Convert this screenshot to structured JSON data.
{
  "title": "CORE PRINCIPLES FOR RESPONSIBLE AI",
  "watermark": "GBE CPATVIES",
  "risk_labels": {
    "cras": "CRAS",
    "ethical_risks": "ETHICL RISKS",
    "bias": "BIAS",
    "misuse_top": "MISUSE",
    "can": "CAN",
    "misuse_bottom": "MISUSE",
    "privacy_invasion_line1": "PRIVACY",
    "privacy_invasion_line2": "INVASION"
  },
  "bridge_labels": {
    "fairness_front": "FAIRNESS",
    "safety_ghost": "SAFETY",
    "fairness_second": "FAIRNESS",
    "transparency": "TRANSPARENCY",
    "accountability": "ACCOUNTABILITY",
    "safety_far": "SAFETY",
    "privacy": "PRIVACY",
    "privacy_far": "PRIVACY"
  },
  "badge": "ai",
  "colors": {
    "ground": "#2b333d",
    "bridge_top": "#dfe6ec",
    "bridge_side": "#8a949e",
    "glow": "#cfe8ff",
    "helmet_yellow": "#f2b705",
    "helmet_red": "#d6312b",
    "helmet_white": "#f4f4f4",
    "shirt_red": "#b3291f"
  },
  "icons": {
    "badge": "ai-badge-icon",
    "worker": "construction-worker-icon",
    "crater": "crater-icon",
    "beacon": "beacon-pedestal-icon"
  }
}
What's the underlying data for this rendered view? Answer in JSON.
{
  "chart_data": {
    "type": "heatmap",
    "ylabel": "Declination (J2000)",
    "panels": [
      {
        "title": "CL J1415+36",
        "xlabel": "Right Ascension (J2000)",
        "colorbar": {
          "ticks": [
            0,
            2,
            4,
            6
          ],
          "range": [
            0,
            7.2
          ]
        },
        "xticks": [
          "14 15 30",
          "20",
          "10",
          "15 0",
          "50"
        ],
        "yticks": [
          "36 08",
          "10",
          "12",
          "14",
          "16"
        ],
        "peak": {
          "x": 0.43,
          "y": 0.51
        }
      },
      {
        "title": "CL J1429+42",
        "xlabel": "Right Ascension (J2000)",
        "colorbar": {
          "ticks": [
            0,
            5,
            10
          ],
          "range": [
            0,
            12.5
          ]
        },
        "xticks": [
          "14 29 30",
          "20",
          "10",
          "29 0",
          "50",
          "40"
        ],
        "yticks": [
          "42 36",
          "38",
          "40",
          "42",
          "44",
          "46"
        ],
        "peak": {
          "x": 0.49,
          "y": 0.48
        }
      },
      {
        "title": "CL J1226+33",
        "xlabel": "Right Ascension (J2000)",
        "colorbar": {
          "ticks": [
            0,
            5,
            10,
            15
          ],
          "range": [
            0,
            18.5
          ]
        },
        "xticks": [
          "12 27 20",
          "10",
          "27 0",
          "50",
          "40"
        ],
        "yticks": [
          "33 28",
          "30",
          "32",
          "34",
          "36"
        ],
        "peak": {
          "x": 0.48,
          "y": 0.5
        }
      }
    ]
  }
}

**OBJECTIVE:** Return every line of the material exactly.

**CORRECT ANSWER:**
Convert this screenshot to structured JSON data.
{
  "title": "CORE PRINCIPLES FOR RESPONSIBLE AI",
  "watermark": "GBE CPATVIES",
  "risk_labels": {
    "cras": "CRAS",
    "ethical_risks": "ETHICL RISKS",
    "bias": "BIAS",
    "misuse_top": "MISUSE",
    "can": "CAN",
    "misuse_bottom": "MISUSE",
    "privacy_invasion_line1": "PRIVACY",
    "privacy_invasion_line2": "INVASION"
  },
  "bridge_labels": {
    "fairness_front": "FAIRNESS",
    "safety_ghost": "SAFETY",
    "fairness_second": "FAIRNESS",
    "transparency": "TRANSPARENCY",
    "accountability": "ACCOUNTABILITY",
    "safety_far": "SAFETY",
    "privacy": "PRIVACY",
    "privacy_far": "PRIVACY"
  },
  "badge": "ai",
  "colors": {
    "ground": "#2b333d",
    "bridge_top": "#dfe6ec",
    "bridge_side": "#8a949e",
    "glow": "#cfe8ff",
    "helmet_yellow": "#f2b705",
    "helmet_red": "#d6312b",
    "helmet_white": "#f4f4f4",
    "shirt_red": "#b3291f"
  },
  "icons": {
    "badge": "ai-badge-icon",
    "worker": "construction-worker-icon",
    "crater": "crater-icon",
    "beacon": "beacon-pedestal-icon"
  }
}
What's the underlying data for this rendered view? Answer in JSON.
{
  "chart_data": {
    "type": "heatmap",
    "ylabel": "Declination (J2000)",
    "panels": [
      {
        "title": "CL J1415+36",
        "xlabel": "Right Ascension (J2000)",
        "colorbar": {
          "ticks": [
            0,
            2,
            4,
            6
          ],
          "range": [
            0,
            7.2
          ]
        },
        "xticks": [
          "14 15 30",
          "20",
          "10",
          "15 0",
          "50"
        ],
        "yticks": [
          "36 08",
          "10",
          "12",
          "14",
          "16"
        ],
        "peak": {
          "x": 0.43,
          "y": 0.51
        }
      },
      {
        "title": "CL J1429+42",
        "xlabel": "Right Ascension (J2000)",
        "colorbar": {
          "ticks": [
            0,
            5,
            10
          ],
          "range": [
            0,
            12.5
          ]
        },
        "xticks": [
          "14 29 30",
          "20",
          "10",
          "29 0",
          "50",
          "40"
        ],
        "yticks": [
          "42 36",
          "38",
          "40",
          "42",
          "44",
          "46"
        ],
        "peak": {
          "x": 0.49,
          "y": 0.48
        }
      },
      {
        "title": "CL J1226+33",
        "xlabel": "Right Ascension (J2000)",
        "colorbar": {
          "ticks": [
            0,
            5,
            10,
            15
          ],
          "range": [
            0,
            18.5
          ]
        },
        "xticks": [
          "12 27 20",
          "10",
          "27 0",
          "50",
          "40"
        ],
        "yticks": [
          "33 28",
          "30",
          "32",
          "34",
          "36"
        ],
        "peak": {
          "x": 0.48,
          "y": 0.5
        }
      }
    ]
  }
}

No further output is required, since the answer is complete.